> EXTRACTED INFORMATION
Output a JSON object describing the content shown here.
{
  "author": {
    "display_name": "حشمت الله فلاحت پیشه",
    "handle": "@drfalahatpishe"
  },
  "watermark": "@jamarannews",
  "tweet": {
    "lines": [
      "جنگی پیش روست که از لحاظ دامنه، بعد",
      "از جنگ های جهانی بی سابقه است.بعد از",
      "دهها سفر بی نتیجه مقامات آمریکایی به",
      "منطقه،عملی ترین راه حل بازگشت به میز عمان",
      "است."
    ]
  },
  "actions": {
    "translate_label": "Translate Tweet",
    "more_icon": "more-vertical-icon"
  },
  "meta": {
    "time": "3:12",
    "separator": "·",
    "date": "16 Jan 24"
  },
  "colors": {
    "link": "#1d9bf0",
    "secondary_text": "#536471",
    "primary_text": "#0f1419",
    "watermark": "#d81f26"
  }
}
==
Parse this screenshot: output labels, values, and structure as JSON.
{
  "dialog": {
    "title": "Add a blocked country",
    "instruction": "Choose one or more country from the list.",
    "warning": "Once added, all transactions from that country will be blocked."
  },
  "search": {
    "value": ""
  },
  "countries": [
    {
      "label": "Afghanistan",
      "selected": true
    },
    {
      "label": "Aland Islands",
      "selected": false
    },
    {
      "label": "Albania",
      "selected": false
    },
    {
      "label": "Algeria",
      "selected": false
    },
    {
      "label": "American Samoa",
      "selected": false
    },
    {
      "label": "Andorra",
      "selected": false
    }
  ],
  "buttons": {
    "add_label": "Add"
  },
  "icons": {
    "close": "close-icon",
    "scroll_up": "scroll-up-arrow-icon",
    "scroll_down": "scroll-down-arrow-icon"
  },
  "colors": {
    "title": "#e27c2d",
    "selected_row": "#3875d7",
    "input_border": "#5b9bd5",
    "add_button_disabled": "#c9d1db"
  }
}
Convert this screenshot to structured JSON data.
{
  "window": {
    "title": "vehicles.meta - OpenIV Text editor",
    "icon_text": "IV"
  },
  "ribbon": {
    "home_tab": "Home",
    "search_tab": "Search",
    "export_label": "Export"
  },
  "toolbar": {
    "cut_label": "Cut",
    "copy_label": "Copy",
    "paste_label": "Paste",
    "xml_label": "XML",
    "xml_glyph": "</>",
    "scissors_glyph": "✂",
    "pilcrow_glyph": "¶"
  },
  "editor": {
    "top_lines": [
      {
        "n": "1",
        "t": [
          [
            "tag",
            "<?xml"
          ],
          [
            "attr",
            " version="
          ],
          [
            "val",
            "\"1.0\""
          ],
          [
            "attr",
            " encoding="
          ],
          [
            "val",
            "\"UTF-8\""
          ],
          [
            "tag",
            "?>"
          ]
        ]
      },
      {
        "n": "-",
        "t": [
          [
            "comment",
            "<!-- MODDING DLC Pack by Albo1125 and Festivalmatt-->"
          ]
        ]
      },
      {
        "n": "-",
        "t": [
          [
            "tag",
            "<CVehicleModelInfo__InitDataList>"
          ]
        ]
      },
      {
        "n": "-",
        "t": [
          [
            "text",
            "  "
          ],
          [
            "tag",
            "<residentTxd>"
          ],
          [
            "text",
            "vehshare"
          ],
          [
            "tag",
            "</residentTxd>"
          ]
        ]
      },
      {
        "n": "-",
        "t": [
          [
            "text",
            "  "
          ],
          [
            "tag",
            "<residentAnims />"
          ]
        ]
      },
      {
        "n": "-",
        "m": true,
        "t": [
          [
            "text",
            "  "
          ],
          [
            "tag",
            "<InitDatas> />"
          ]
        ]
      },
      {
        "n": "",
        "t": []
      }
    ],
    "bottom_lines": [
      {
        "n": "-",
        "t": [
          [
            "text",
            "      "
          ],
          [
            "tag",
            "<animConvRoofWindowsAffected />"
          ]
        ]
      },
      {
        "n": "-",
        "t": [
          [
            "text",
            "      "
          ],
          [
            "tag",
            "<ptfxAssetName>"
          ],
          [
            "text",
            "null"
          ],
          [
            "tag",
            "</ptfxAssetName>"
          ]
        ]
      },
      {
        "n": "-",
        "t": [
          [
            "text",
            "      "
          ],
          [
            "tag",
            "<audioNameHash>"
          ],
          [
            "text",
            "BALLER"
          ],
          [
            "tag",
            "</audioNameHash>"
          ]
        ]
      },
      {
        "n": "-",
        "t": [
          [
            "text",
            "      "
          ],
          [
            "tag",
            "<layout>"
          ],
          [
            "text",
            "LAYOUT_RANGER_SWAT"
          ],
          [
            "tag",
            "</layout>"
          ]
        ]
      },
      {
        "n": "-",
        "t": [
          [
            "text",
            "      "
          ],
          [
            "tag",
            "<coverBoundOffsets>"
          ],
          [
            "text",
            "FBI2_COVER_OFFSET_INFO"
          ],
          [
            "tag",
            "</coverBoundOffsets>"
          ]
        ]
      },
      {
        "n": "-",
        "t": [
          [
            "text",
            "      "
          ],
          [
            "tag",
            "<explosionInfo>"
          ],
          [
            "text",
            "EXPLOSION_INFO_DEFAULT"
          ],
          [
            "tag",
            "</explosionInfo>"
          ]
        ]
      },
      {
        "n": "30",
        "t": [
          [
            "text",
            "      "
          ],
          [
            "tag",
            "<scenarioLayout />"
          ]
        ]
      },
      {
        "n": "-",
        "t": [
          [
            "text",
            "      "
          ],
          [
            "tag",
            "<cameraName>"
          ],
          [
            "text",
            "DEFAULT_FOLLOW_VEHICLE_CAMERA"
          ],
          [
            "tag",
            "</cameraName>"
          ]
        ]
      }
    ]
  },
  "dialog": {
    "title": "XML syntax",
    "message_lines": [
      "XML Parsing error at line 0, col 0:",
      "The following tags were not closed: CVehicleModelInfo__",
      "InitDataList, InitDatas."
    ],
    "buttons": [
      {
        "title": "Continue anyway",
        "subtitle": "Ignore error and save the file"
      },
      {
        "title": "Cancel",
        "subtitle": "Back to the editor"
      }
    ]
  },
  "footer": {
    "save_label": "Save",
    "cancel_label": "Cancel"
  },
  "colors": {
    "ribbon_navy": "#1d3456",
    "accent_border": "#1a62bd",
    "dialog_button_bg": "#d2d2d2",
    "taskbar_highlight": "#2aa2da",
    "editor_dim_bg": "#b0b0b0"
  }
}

> INSTRUCTION
Search the records for the string "watermark" and return every line in which it occurs.

> RESPONSE TO THIS EXERCISE
  "watermark": "@jamarannews",
    "watermark": "#d81f26"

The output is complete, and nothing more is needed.